Records excerpted from a collection
'''

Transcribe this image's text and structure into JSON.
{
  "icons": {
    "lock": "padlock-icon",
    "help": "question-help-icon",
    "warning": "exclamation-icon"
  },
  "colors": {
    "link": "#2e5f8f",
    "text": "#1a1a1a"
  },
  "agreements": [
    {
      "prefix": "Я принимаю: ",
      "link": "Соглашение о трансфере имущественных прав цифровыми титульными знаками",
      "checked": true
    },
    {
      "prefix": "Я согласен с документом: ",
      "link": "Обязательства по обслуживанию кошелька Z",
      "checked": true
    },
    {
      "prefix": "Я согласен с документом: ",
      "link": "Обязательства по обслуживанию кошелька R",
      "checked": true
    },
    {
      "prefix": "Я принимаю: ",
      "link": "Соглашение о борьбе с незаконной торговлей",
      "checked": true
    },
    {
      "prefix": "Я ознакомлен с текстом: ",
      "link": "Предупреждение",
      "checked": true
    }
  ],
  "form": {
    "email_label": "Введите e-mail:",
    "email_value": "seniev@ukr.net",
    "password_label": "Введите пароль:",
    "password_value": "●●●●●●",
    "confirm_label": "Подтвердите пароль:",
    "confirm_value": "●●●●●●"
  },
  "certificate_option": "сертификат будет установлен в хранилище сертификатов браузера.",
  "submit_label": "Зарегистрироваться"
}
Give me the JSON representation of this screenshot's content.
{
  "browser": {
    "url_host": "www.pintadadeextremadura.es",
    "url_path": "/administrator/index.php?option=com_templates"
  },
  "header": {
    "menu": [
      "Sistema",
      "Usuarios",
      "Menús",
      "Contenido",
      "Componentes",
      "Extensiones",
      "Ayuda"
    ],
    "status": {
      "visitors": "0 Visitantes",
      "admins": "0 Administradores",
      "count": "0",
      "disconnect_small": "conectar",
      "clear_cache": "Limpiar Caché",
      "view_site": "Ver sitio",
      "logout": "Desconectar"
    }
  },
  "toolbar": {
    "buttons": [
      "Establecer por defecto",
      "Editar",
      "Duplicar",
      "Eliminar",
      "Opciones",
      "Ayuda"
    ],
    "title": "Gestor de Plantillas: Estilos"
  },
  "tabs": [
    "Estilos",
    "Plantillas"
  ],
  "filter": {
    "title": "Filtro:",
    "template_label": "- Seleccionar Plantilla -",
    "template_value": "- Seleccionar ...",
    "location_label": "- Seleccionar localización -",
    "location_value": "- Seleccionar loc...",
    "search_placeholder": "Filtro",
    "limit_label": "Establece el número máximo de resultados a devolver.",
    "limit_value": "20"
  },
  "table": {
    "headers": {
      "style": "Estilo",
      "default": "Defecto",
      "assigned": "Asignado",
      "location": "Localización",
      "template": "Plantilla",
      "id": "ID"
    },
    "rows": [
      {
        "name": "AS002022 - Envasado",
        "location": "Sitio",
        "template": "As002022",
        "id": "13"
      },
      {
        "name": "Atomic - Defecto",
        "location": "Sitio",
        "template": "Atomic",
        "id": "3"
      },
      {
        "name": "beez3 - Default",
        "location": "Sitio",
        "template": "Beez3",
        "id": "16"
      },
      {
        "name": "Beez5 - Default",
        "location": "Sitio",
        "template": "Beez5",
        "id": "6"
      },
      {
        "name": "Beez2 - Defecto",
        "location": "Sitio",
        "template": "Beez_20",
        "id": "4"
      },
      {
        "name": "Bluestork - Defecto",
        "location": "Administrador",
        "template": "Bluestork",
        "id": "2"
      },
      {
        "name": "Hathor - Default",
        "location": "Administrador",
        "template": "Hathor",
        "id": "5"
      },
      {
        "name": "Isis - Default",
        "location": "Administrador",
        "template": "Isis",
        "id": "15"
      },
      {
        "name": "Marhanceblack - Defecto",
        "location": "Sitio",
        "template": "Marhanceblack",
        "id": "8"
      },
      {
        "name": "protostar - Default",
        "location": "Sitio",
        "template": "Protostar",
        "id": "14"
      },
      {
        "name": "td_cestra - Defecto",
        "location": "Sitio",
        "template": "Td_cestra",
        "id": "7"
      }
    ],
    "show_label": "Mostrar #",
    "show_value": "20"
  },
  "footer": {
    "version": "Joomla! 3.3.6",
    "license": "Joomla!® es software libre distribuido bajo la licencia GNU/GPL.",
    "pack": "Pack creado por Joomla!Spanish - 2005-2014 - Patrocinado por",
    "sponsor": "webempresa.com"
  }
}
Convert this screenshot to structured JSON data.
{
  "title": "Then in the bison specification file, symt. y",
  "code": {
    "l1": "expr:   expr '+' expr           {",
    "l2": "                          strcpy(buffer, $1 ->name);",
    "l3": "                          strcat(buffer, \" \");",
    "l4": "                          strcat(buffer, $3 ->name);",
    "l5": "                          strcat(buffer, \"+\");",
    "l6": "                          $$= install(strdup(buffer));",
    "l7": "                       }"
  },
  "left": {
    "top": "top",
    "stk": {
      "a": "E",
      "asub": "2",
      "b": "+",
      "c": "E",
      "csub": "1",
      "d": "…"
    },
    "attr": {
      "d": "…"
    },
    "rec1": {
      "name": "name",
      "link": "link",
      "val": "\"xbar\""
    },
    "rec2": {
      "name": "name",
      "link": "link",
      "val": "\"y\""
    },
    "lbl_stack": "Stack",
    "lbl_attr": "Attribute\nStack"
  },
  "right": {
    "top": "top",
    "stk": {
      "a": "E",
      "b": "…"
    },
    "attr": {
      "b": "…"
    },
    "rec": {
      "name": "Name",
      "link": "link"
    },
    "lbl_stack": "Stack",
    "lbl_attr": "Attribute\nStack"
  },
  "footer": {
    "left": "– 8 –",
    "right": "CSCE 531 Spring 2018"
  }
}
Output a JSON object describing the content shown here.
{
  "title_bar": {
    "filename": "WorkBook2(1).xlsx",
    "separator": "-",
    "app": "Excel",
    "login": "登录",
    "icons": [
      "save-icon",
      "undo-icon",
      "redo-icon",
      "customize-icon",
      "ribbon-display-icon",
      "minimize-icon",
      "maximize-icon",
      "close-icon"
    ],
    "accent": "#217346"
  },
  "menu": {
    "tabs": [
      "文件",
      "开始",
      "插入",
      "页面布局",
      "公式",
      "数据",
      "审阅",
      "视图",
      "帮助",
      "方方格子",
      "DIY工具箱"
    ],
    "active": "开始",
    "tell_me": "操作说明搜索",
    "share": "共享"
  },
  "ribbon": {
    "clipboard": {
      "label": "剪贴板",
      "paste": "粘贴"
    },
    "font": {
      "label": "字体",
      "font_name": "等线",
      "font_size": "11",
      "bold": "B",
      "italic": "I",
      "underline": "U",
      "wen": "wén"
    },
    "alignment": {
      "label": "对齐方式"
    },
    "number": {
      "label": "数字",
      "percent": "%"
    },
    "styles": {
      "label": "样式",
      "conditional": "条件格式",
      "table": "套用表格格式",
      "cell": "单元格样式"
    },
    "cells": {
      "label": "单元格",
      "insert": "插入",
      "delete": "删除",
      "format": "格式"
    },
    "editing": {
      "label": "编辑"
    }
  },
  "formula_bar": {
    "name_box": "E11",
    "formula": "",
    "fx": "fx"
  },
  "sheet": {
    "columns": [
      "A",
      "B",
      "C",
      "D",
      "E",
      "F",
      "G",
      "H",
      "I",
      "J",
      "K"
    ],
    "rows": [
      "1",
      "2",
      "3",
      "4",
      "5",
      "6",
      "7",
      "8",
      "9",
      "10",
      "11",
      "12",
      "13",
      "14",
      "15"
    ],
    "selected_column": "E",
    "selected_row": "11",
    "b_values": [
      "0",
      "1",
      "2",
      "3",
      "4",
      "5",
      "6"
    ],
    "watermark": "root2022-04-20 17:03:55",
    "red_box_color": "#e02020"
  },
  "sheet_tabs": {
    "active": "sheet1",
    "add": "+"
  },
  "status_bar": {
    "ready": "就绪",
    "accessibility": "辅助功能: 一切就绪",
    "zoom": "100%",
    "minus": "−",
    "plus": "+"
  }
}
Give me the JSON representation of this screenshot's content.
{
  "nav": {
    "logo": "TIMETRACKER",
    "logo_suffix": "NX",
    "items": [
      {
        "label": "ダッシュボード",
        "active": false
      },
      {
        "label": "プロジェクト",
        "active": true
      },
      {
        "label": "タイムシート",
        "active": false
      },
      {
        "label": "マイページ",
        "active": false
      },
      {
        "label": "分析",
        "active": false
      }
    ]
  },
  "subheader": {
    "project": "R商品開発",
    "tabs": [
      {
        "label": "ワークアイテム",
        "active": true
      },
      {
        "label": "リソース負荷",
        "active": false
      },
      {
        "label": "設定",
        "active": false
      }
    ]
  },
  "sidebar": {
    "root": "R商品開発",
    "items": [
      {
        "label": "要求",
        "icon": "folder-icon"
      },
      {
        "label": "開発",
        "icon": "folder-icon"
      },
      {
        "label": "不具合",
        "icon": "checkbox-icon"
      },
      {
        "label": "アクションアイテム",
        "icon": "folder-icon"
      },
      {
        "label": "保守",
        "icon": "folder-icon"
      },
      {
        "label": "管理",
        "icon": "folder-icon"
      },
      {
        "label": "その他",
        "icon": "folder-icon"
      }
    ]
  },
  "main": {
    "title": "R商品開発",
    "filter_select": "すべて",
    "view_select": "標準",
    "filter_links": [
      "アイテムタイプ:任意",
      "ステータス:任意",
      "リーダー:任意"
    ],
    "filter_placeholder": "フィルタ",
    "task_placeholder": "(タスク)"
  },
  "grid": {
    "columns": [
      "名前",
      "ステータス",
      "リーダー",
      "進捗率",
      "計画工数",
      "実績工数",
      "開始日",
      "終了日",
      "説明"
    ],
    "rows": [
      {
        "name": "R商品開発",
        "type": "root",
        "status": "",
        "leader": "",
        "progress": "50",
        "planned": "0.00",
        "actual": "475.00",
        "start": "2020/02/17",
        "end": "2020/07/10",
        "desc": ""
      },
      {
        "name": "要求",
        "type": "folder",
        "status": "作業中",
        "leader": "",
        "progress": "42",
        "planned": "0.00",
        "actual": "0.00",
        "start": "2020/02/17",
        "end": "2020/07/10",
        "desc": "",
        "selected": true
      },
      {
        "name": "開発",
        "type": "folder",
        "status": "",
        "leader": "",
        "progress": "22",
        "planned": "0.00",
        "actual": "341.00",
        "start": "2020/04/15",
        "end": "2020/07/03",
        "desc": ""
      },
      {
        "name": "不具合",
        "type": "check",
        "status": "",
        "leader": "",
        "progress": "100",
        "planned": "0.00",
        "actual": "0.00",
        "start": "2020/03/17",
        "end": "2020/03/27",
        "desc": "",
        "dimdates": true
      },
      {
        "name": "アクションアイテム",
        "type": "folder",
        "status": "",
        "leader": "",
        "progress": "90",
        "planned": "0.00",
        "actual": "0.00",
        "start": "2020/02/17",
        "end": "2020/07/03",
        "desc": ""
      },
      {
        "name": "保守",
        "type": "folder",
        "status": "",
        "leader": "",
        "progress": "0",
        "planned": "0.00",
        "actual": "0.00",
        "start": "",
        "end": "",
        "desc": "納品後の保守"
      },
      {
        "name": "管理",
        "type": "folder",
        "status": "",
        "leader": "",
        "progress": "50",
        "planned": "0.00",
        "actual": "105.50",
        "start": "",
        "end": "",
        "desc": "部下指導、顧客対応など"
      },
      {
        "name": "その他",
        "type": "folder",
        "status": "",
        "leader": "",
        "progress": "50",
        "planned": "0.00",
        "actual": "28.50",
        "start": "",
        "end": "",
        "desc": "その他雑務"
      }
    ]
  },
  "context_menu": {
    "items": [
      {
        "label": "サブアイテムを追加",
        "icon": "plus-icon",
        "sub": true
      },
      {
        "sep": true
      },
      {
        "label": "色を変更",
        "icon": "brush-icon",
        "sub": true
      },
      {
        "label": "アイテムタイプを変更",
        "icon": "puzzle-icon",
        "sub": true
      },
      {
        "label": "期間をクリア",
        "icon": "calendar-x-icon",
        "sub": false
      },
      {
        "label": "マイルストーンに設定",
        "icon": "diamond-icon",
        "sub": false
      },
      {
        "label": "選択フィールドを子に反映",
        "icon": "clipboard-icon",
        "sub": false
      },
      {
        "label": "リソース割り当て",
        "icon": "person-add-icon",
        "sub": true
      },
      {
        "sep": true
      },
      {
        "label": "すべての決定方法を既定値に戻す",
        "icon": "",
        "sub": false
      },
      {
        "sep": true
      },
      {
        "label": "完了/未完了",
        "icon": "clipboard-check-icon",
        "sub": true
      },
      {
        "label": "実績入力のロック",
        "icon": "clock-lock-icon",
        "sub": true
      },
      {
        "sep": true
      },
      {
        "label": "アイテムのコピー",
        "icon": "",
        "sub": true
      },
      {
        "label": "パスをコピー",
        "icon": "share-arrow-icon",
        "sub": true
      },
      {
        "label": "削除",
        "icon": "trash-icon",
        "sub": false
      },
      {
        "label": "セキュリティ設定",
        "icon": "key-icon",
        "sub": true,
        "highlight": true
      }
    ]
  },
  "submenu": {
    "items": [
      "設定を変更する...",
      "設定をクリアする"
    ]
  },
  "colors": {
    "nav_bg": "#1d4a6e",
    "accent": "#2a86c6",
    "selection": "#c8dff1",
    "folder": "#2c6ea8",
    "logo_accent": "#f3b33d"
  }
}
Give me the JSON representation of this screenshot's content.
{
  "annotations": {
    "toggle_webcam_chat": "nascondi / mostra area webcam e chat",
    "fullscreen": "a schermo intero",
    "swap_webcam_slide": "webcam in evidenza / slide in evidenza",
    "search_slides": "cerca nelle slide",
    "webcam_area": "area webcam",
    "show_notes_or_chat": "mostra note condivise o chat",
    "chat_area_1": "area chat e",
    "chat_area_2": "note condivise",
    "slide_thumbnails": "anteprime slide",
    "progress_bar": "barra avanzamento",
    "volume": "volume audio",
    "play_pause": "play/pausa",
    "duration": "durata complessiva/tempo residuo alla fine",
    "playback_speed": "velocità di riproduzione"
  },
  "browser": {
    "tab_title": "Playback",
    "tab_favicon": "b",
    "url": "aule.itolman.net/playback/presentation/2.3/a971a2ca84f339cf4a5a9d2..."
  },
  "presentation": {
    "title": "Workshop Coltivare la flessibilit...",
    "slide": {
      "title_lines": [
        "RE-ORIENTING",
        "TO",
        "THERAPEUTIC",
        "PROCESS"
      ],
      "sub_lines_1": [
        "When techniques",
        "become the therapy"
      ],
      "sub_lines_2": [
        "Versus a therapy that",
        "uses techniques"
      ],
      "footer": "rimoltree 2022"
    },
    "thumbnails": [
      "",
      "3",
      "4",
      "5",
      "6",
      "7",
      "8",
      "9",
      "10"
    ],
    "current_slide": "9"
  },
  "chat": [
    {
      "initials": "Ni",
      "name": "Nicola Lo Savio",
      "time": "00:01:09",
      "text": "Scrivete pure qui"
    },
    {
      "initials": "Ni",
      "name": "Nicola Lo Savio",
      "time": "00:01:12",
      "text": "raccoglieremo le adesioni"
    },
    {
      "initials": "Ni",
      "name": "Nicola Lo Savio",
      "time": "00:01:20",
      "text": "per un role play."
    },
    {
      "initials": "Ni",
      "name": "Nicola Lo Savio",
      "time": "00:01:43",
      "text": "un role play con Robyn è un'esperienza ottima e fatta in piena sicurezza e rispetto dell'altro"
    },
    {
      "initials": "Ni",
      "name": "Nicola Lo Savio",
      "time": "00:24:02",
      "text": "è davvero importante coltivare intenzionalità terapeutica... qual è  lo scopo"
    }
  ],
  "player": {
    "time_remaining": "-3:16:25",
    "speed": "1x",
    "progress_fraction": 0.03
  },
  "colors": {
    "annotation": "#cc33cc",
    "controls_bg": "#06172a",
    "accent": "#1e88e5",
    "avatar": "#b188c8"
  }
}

'''

* PROBLEM TO SOLVE
Pull every line containing the word "Estilos" out of the material and copy it.

* COMPLETE RESPONSE
    "title": "Gestor de Plantillas: Estilos"
    "Estilos",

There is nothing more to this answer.